SHORT EXERCISE: Out of the lines below, please list those that hold the string "Adobe".

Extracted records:

......

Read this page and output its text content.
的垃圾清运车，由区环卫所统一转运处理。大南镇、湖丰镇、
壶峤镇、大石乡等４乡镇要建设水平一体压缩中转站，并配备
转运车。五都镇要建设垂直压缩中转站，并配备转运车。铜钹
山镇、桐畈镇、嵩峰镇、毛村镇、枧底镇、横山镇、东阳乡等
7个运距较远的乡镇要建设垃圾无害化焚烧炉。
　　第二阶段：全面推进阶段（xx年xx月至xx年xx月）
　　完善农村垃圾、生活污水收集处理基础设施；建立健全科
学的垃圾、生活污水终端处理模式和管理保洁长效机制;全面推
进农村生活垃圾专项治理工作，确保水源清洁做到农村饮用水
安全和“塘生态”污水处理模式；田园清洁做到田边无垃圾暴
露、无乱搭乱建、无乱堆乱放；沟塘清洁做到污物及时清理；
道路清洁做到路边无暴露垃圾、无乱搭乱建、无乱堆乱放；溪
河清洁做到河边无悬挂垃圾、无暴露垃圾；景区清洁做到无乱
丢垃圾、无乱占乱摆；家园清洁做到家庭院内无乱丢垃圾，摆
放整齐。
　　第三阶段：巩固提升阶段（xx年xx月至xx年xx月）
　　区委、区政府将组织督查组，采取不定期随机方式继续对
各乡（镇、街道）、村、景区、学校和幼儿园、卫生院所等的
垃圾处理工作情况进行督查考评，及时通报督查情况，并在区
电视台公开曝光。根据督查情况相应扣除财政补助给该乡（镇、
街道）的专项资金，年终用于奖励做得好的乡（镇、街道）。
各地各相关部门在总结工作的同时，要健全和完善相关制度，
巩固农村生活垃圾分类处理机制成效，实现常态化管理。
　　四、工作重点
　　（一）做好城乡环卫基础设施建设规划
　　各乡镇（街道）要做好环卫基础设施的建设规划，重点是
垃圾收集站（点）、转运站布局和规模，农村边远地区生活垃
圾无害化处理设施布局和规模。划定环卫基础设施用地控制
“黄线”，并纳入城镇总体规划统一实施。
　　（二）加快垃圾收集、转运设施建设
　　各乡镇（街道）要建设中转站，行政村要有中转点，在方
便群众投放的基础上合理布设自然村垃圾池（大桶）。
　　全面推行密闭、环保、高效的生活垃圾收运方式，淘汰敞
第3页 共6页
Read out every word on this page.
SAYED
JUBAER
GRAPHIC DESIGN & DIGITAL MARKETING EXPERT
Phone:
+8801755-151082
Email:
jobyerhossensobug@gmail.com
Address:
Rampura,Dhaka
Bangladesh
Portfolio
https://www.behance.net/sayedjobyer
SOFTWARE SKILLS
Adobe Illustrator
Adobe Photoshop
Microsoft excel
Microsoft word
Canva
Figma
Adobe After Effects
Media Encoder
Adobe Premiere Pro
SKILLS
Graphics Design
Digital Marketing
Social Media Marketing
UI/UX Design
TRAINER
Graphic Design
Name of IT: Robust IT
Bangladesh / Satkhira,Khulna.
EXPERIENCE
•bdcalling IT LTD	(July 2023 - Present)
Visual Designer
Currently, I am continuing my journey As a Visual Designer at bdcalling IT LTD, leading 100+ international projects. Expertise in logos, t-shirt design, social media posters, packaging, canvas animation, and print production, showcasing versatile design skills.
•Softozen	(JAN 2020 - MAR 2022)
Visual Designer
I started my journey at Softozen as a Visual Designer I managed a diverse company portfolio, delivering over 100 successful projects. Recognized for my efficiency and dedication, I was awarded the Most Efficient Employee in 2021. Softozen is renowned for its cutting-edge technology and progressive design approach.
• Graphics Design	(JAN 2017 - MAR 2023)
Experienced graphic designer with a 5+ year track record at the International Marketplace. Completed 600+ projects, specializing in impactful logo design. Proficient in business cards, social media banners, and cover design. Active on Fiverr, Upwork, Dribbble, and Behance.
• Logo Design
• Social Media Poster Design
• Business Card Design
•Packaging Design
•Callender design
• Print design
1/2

......

CORRECT RESULT:
Adobe Illustrator
Adobe Photoshop
Adobe After Effects
Adobe Premiere Pro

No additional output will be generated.